- [TASK TO CARRY OUT]: Pictures do not belong in the copy; restate the records below word for word.

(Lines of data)
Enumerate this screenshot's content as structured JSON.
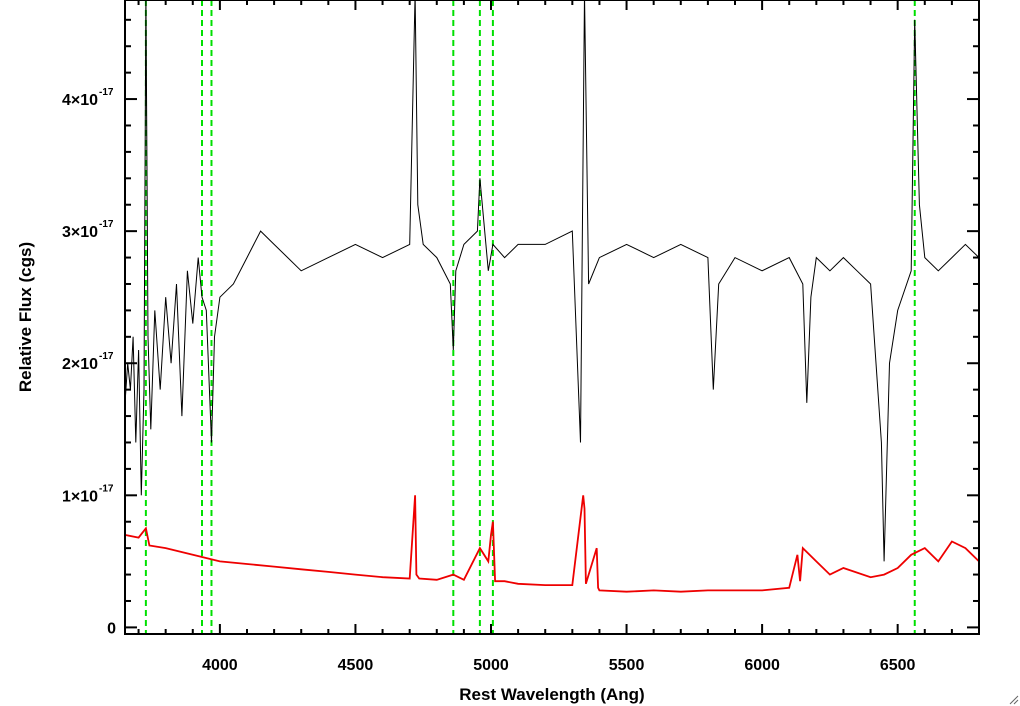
{
  "chart_data": {
    "type": "line",
    "title": "",
    "xlabel": "Rest Wavelength (Ang)",
    "ylabel": "Relative Flux (cgs)",
    "xlim": [
      3650,
      6800
    ],
    "ylim": [
      -0.05,
      4.75
    ],
    "y_scale_note": "×10^-17",
    "x_ticks": [
      {
        "value": 4000,
        "label": "4000"
      },
      {
        "value": 4500,
        "label": "4500"
      },
      {
        "value": 5000,
        "label": "5000"
      },
      {
        "value": 5500,
        "label": "5500"
      },
      {
        "value": 6000,
        "label": "6000"
      },
      {
        "value": 6500,
        "label": "6500"
      }
    ],
    "y_ticks": [
      {
        "value": 0,
        "mantissa": "0",
        "exponent": ""
      },
      {
        "value": 1,
        "mantissa": "1×10",
        "exponent": "-17"
      },
      {
        "value": 2,
        "mantissa": "2×10",
        "exponent": "-17"
      },
      {
        "value": 3,
        "mantissa": "3×10",
        "exponent": "-17"
      },
      {
        "value": 4,
        "mantissa": "4×10",
        "exponent": "-17"
      }
    ],
    "reference_lines": {
      "color": "#00e000",
      "style": "dashed",
      "x": [
        3727,
        3934,
        3969,
        4861,
        4959,
        5007,
        6563
      ]
    },
    "series": [
      {
        "color": "#000000",
        "x": [
          3650,
          3660,
          3670,
          3680,
          3690,
          3700,
          3710,
          3720,
          3727,
          3735,
          3745,
          3760,
          3780,
          3800,
          3820,
          3840,
          3860,
          3880,
          3900,
          3920,
          3934,
          3950,
          3969,
          3980,
          4000,
          4050,
          4100,
          4150,
          4200,
          4250,
          4300,
          4400,
          4500,
          4600,
          4700,
          4720,
          4730,
          4750,
          4800,
          4850,
          4861,
          4870,
          4900,
          4950,
          4959,
          4990,
          5007,
          5050,
          5100,
          5200,
          5300,
          5330,
          5345,
          5360,
          5400,
          5500,
          5600,
          5700,
          5800,
          5820,
          5840,
          5900,
          6000,
          6100,
          6150,
          6165,
          6180,
          6200,
          6250,
          6300,
          6350,
          6400,
          6420,
          6440,
          6450,
          6470,
          6500,
          6550,
          6563,
          6580,
          6600,
          6650,
          6700,
          6750,
          6800
        ],
        "y": [
          1.7,
          2.0,
          1.8,
          2.2,
          1.4,
          2.1,
          1.0,
          1.8,
          4.8,
          2.2,
          1.5,
          2.4,
          1.8,
          2.5,
          2.0,
          2.6,
          1.6,
          2.7,
          2.3,
          2.8,
          2.5,
          2.4,
          1.4,
          2.2,
          2.5,
          2.6,
          2.8,
          3.0,
          2.9,
          2.8,
          2.7,
          2.8,
          2.9,
          2.8,
          2.9,
          4.8,
          3.2,
          2.9,
          2.8,
          2.6,
          2.1,
          2.7,
          2.9,
          3.0,
          3.4,
          2.7,
          2.9,
          2.8,
          2.9,
          2.9,
          3.0,
          1.4,
          4.8,
          2.6,
          2.8,
          2.9,
          2.8,
          2.9,
          2.8,
          1.8,
          2.6,
          2.8,
          2.7,
          2.8,
          2.6,
          1.7,
          2.5,
          2.8,
          2.7,
          2.8,
          2.7,
          2.6,
          2.0,
          1.4,
          0.5,
          2.0,
          2.4,
          2.7,
          4.6,
          3.2,
          2.8,
          2.7,
          2.8,
          2.9,
          2.8
        ]
      },
      {
        "color": "#ee0000",
        "x": [
          3650,
          3700,
          3727,
          3740,
          3800,
          3900,
          4000,
          4100,
          4200,
          4300,
          4400,
          4500,
          4600,
          4700,
          4720,
          4725,
          4735,
          4800,
          4861,
          4900,
          4959,
          4990,
          5000,
          5007,
          5015,
          5050,
          5100,
          5200,
          5300,
          5340,
          5345,
          5350,
          5390,
          5395,
          5400,
          5500,
          5600,
          5700,
          5800,
          5900,
          6000,
          6100,
          6130,
          6140,
          6150,
          6200,
          6250,
          6300,
          6400,
          6450,
          6500,
          6550,
          6600,
          6650,
          6700,
          6750,
          6800
        ],
        "y": [
          0.7,
          0.68,
          0.75,
          0.62,
          0.6,
          0.55,
          0.5,
          0.48,
          0.46,
          0.44,
          0.42,
          0.4,
          0.38,
          0.37,
          1.0,
          0.4,
          0.37,
          0.36,
          0.4,
          0.36,
          0.6,
          0.5,
          0.7,
          0.8,
          0.35,
          0.35,
          0.33,
          0.32,
          0.32,
          1.0,
          0.9,
          0.33,
          0.6,
          0.3,
          0.28,
          0.27,
          0.28,
          0.27,
          0.28,
          0.28,
          0.28,
          0.3,
          0.55,
          0.35,
          0.6,
          0.5,
          0.4,
          0.45,
          0.38,
          0.4,
          0.45,
          0.55,
          0.6,
          0.5,
          0.65,
          0.6,
          0.5
        ]
      }
    ]
  }
}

- [SOLUTION TO THIS TASK]:
Enumerate this screenshot's content as structured JSON.
{
  "chart_data": {
    "type": "line",
    "title": "",
    "xlabel": "Rest Wavelength (Ang)",
    "ylabel": "Relative Flux (cgs)",
    "xlim": [
      3650,
      6800
    ],
    "ylim": [
      -0.05,
      4.75
    ],
    "y_scale_note": "×10^-17",
    "x_ticks": [
      {
        "value": 4000,
        "label": "4000"
      },
      {
        "value": 4500,
        "label": "4500"
      },
      {
        "value": 5000,
        "label": "5000"
      },
      {
        "value": 5500,
        "label": "5500"
      },
      {
        "value": 6000,
        "label": "6000"
      },
      {
        "value": 6500,
        "label": "6500"
      }
    ],
    "y_ticks": [
      {
        "value": 0,
        "mantissa": "0",
        "exponent": ""
      },
      {
        "value": 1,
        "mantissa": "1×10",
        "exponent": "-17"
      },
      {
        "value": 2,
        "mantissa": "2×10",
        "exponent": "-17"
      },
      {
        "value": 3,
        "mantissa": "3×10",
        "exponent": "-17"
      },
      {
        "value": 4,
        "mantissa": "4×10",
        "exponent": "-17"
      }
    ],
    "reference_lines": {
      "color": "#00e000",
      "style": "dashed",
      "x": [
        3727,
        3934,
        3969,
        4861,
        4959,
        5007,
        6563
      ]
    },
    "series": [
      {
        "color": "#000000",
        "x": [
          3650,
          3660,
          3670,
          3680,
          3690,
          3700,
          3710,
          3720,
          3727,
          3735,
          3745,
          3760,
          3780,
          3800,
          3820,
          3840,
          3860,
          3880,
          3900,
          3920,
          3934,
          3950,
          3969,
          3980,
          4000,
          4050,
          4100,
          4150,
          4200,
          4250,
          4300,
          4400,
          4500,
          4600,
          4700,
          4720,
          4730,
          4750,
          4800,
          4850,
          4861,
          4870,
          4900,
          4950,
          4959,
          4990,
          5007,
          5050,
          5100,
          5200,
          5300,
          5330,
          5345,
          5360,
          5400,
          5500,
          5600,
          5700,
          5800,
          5820,
          5840,
          5900,
          6000,
          6100,
          6150,
          6165,
          6180,
          6200,
          6250,
          6300,
          6350,
          6400,
          6420,
          6440,
          6450,
          6470,
          6500,
          6550,
          6563,
          6580,
          6600,
          6650,
          6700,
          6750,
          6800
        ],
        "y": [
          1.7,
          2.0,
          1.8,
          2.2,
          1.4,
          2.1,
          1.0,
          1.8,
          4.8,
          2.2,
          1.5,
          2.4,
          1.8,
          2.5,
          2.0,
          2.6,
          1.6,
          2.7,
          2.3,
          2.8,
          2.5,
          2.4,
          1.4,
          2.2,
          2.5,
          2.6,
          2.8,
          3.0,
          2.9,
          2.8,
          2.7,
          2.8,
          2.9,
          2.8,
          2.9,
          4.8,
          3.2,
          2.9,
          2.8,
          2.6,
          2.1,
          2.7,
          2.9,
          3.0,
          3.4,
          2.7,
          2.9,
          2.8,
          2.9,
          2.9,
          3.0,
          1.4,
          4.8,
          2.6,
          2.8,
          2.9,
          2.8,
          2.9,
          2.8,
          1.8,
          2.6,
          2.8,
          2.7,
          2.8,
          2.6,
          1.7,
          2.5,
          2.8,
          2.7,
          2.8,
          2.7,
          2.6,
          2.0,
          1.4,
          0.5,
          2.0,
          2.4,
          2.7,
          4.6,
          3.2,
          2.8,
          2.7,
          2.8,
          2.9,
          2.8
        ]
      },
      {
        "color": "#ee0000",
        "x": [
          3650,
          3700,
          3727,
          3740,
          3800,
          3900,
          4000,
          4100,
          4200,
          4300,
          4400,
          4500,
          4600,
          4700,
          4720,
          4725,
          4735,
          4800,
          4861,
          4900,
          4959,
          4990,
          5000,
          5007,
          5015,
          5050,
          5100,
          5200,
          5300,
          5340,
          5345,
          5350,
          5390,
          5395,
          5400,
          5500,
          5600,
          5700,
          5800,
          5900,
          6000,
          6100,
          6130,
          6140,
          6150,
          6200,
          6250,
          6300,
          6400,
          6450,
          6500,
          6550,
          6600,
          6650,
          6700,
          6750,
          6800
        ],
        "y": [
          0.7,
          0.68,
          0.75,
          0.62,
          0.6,
          0.55,
          0.5,
          0.48,
          0.46,
          0.44,
          0.42,
          0.4,
          0.38,
          0.37,
          1.0,
          0.4,
          0.37,
          0.36,
          0.4,
          0.36,
          0.6,
          0.5,
          0.7,
          0.8,
          0.35,
          0.35,
          0.33,
          0.32,
          0.32,
          1.0,
          0.9,
          0.33,
          0.6,
          0.3,
          0.28,
          0.27,
          0.28,
          0.27,
          0.28,
          0.28,
          0.28,
          0.3,
          0.55,
          0.35,
          0.6,
          0.5,
          0.4,
          0.45,
          0.38,
          0.4,
          0.45,
          0.55,
          0.6,
          0.5,
          0.65,
          0.6,
          0.5
        ]
      }
    ]
  }
}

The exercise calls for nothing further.